SET TASK
Skip the pictures and extract all of the lines exactly as written.

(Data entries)
....................
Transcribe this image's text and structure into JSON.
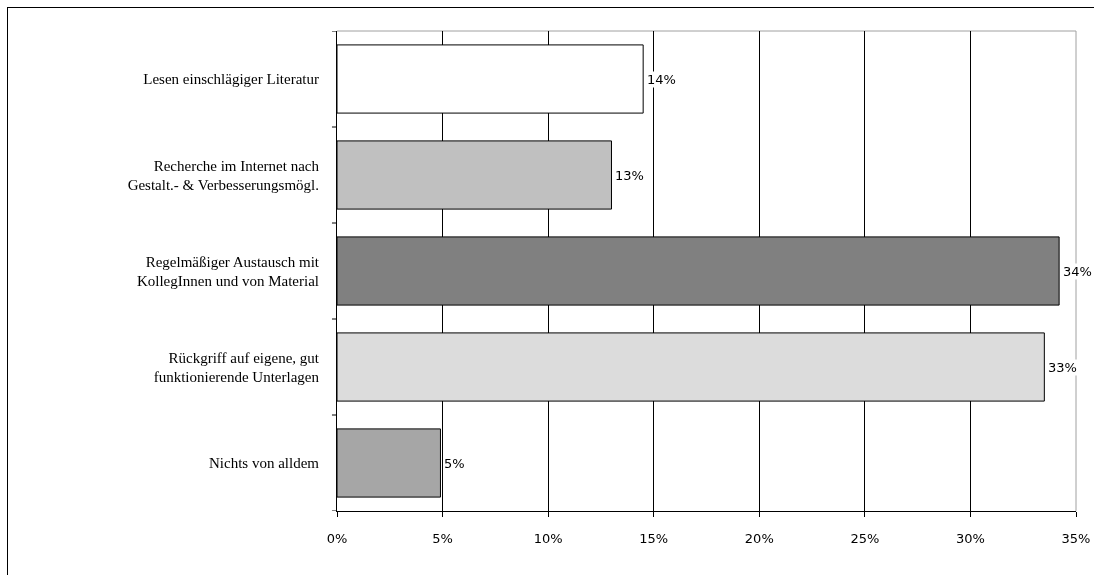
{
  "chart_data": {
    "type": "bar",
    "orientation": "horizontal",
    "categories": [
      "Lesen einschlägiger Literatur",
      "Recherche im Internet nach Gestalt.- & Verbesserungsmögl.",
      "Regelmäßiger Austausch mit KollegInnen und von Material",
      "Rückgriff auf eigene, gut funktionierende Unterlagen",
      "Nichts von alldem"
    ],
    "values": [
      14.5,
      13.0,
      34.2,
      33.5,
      4.9
    ],
    "colors": [
      "#ffffff",
      "#c0c0c0",
      "#808080",
      "#dcdcdc",
      "#a6a6a6"
    ],
    "value_labels": [
      "14%",
      "13%",
      "34%",
      "33%",
      "5%"
    ],
    "xlim": [
      0,
      35
    ],
    "xticks": [
      {
        "value": 0,
        "label": "0%"
      },
      {
        "value": 5,
        "label": "5%"
      },
      {
        "value": 10,
        "label": "10%"
      },
      {
        "value": 15,
        "label": "15%"
      },
      {
        "value": 20,
        "label": "20%"
      },
      {
        "value": 25,
        "label": "25%"
      },
      {
        "value": 30,
        "label": "30%"
      },
      {
        "value": 35,
        "label": "35%"
      }
    ],
    "grid": "x"
  }
}
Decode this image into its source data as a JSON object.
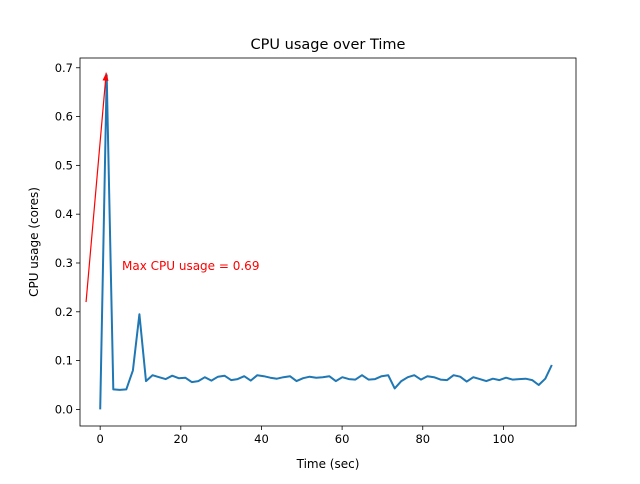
{
  "chart_data": {
    "type": "line",
    "title": "CPU usage over Time",
    "xlabel": "Time (sec)",
    "ylabel": "CPU usage (cores)",
    "xlim": [
      -5,
      118
    ],
    "ylim": [
      -0.034,
      0.72
    ],
    "xticks": [
      0,
      20,
      40,
      60,
      80,
      100
    ],
    "yticks": [
      0.0,
      0.1,
      0.2,
      0.3,
      0.4,
      0.5,
      0.6,
      0.7
    ],
    "xtick_labels": [
      "0",
      "20",
      "40",
      "60",
      "80",
      "100"
    ],
    "ytick_labels": [
      "0.0",
      "0.1",
      "0.2",
      "0.3",
      "0.4",
      "0.5",
      "0.6",
      "0.7"
    ],
    "grid": false,
    "series": [
      {
        "name": "CPU usage",
        "color": "#1f77b4",
        "x_step": 1.75,
        "values": [
          0.0,
          0.685,
          0.041,
          0.04,
          0.041,
          0.08,
          0.195,
          0.058,
          0.07,
          0.066,
          0.062,
          0.069,
          0.064,
          0.065,
          0.056,
          0.058,
          0.066,
          0.059,
          0.067,
          0.069,
          0.06,
          0.062,
          0.068,
          0.059,
          0.07,
          0.068,
          0.065,
          0.063,
          0.066,
          0.068,
          0.058,
          0.064,
          0.067,
          0.065,
          0.066,
          0.068,
          0.058,
          0.066,
          0.062,
          0.061,
          0.07,
          0.061,
          0.062,
          0.068,
          0.07,
          0.043,
          0.058,
          0.066,
          0.07,
          0.061,
          0.068,
          0.066,
          0.061,
          0.06,
          0.07,
          0.067,
          0.057,
          0.066,
          0.062,
          0.058,
          0.063,
          0.06,
          0.065,
          0.061,
          0.062,
          0.063,
          0.06,
          0.05,
          0.063,
          0.091
        ]
      }
    ],
    "annotation": {
      "text": "Max CPU usage = 0.69",
      "color": "#ff0000",
      "point": [
        1.5,
        0.69
      ],
      "text_anchor": [
        -3.5,
        0.22
      ]
    }
  }
}
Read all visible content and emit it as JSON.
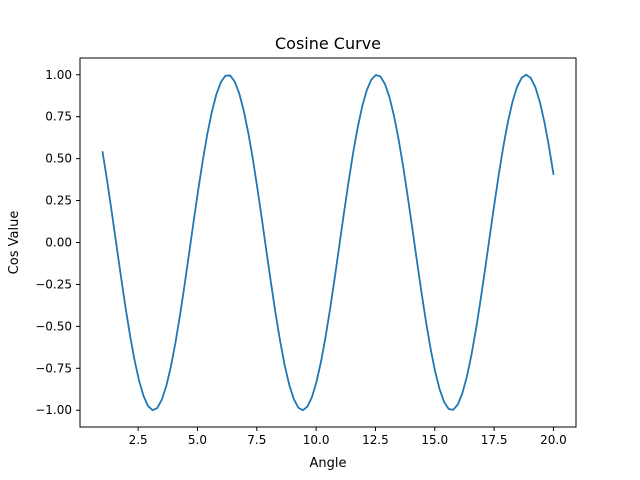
{
  "chart_data": {
    "type": "line",
    "title": "Cosine Curve",
    "xlabel": "Angle",
    "ylabel": "Cos Value",
    "xlim": [
      0.05,
      20.95
    ],
    "ylim": [
      -1.1,
      1.1
    ],
    "grid": false,
    "line_color": "#1f77b4",
    "x_ticks": [
      2.5,
      5.0,
      7.5,
      10.0,
      12.5,
      15.0,
      17.5,
      20.0
    ],
    "x_tick_labels": [
      "2.5",
      "5.0",
      "7.5",
      "10.0",
      "12.5",
      "15.0",
      "17.5",
      "20.0"
    ],
    "y_ticks": [
      -1.0,
      -0.75,
      -0.5,
      -0.25,
      0.0,
      0.25,
      0.5,
      0.75,
      1.0
    ],
    "y_tick_labels": [
      "−1.00",
      "−0.75",
      "−0.50",
      "−0.25",
      "0.00",
      "0.25",
      "0.50",
      "0.75",
      "1.00"
    ],
    "series": [
      {
        "function": "cos",
        "x_start": 1,
        "x_end": 20,
        "num_points": 100
      }
    ]
  }
}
....................
OUTPUT OF THE TASK
Transcribe this image's text and structure into JSON.
{
  "chart_data": {
    "type": "bar",
    "orientation": "horizontal",
    "categories": [
      "Lesen einschlägiger Literatur",
      "Recherche im Internet nach Gestalt.- & Verbesserungsmögl.",
      "Regelmäßiger Austausch mit KollegInnen und von Material",
      "Rückgriff auf eigene, gut funktionierende Unterlagen",
      "Nichts von alldem"
    ],
    "values": [
      14.5,
      13.0,
      34.2,
      33.5,
      4.9
    ],
    "colors": [
      "#ffffff",
      "#c0c0c0",
      "#808080",
      "#dcdcdc",
      "#a6a6a6"
    ],
    "value_labels": [
      "14%",
      "13%",
      "34%",
      "33%",
      "5%"
    ],
    "xlim": [
      0,
      35
    ],
    "xticks": [
      {
        "value": 0,
        "label": "0%"
      },
      {
        "value": 5,
        "label": "5%"
      },
      {
        "value": 10,
        "label": "10%"
      },
      {
        "value": 15,
        "label": "15%"
      },
      {
        "value": 20,
        "label": "20%"
      },
      {
        "value": 25,
        "label": "25%"
      },
      {
        "value": 30,
        "label": "30%"
      },
      {
        "value": 35,
        "label": "35%"
      }
    ],
    "grid": "x"
  }
}
Decode this image into its source data as a JSON object.
{
  "chart_data": {
    "type": "line",
    "title": "CPU usage over Time",
    "xlabel": "Time (sec)",
    "ylabel": "CPU usage (cores)",
    "xlim": [
      -5,
      118
    ],
    "ylim": [
      -0.034,
      0.72
    ],
    "xticks": [
      0,
      20,
      40,
      60,
      80,
      100
    ],
    "yticks": [
      0.0,
      0.1,
      0.2,
      0.3,
      0.4,
      0.5,
      0.6,
      0.7
    ],
    "xtick_labels": [
      "0",
      "20",
      "40",
      "60",
      "80",
      "100"
    ],
    "ytick_labels": [
      "0.0",
      "0.1",
      "0.2",
      "0.3",
      "0.4",
      "0.5",
      "0.6",
      "0.7"
    ],
    "grid": false,
    "series": [
      {
        "name": "CPU usage",
        "color": "#1f77b4",
        "x_step": 1.75,
        "values": [
          0.0,
          0.685,
          0.041,
          0.04,
          0.041,
          0.08,
          0.195,
          0.058,
          0.07,
          0.066,
          0.062,
          0.069,
          0.064,
          0.065,
          0.056,
          0.058,
          0.066,
          0.059,
          0.067,
          0.069,
          0.06,
          0.062,
          0.068,
          0.059,
          0.07,
          0.068,
          0.065,
          0.063,
          0.066,
          0.068,
          0.058,
          0.064,
          0.067,
          0.065,
          0.066,
          0.068,
          0.058,
          0.066,
          0.062,
          0.061,
          0.07,
          0.061,
          0.062,
          0.068,
          0.07,
          0.043,
          0.058,
          0.066,
          0.07,
          0.061,
          0.068,
          0.066,
          0.061,
          0.06,
          0.07,
          0.067,
          0.057,
          0.066,
          0.062,
          0.058,
          0.063,
          0.06,
          0.065,
          0.061,
          0.062,
          0.063,
          0.06,
          0.05,
          0.063,
          0.091
        ]
      }
    ],
    "annotation": {
      "text": "Max CPU usage = 0.69",
      "color": "#ff0000",
      "point": [
        1.5,
        0.69
      ],
      "text_anchor": [
        -3.5,
        0.22
      ]
    }
  }
}
Read all visible content and emit it as JSON.
{
  "chart_data": {
    "type": "line",
    "title": "Cosine Curve",
    "xlabel": "Angle",
    "ylabel": "Cos Value",
    "xlim": [
      0.05,
      20.95
    ],
    "ylim": [
      -1.1,
      1.1
    ],
    "grid": false,
    "line_color": "#1f77b4",
    "x_ticks": [
      2.5,
      5.0,
      7.5,
      10.0,
      12.5,
      15.0,
      17.5,
      20.0
    ],
    "x_tick_labels": [
      "2.5",
      "5.0",
      "7.5",
      "10.0",
      "12.5",
      "15.0",
      "17.5",
      "20.0"
    ],
    "y_ticks": [
      -1.0,
      -0.75,
      -0.5,
      -0.25,
      0.0,
      0.25,
      0.5,
      0.75,
      1.0
    ],
    "y_tick_labels": [
      "−1.00",
      "−0.75",
      "−0.50",
      "−0.25",
      "0.00",
      "0.25",
      "0.50",
      "0.75",
      "1.00"
    ],
    "series": [
      {
        "function": "cos",
        "x_start": 1,
        "x_end": 20,
        "num_points": 100
      }
    ]
  }
}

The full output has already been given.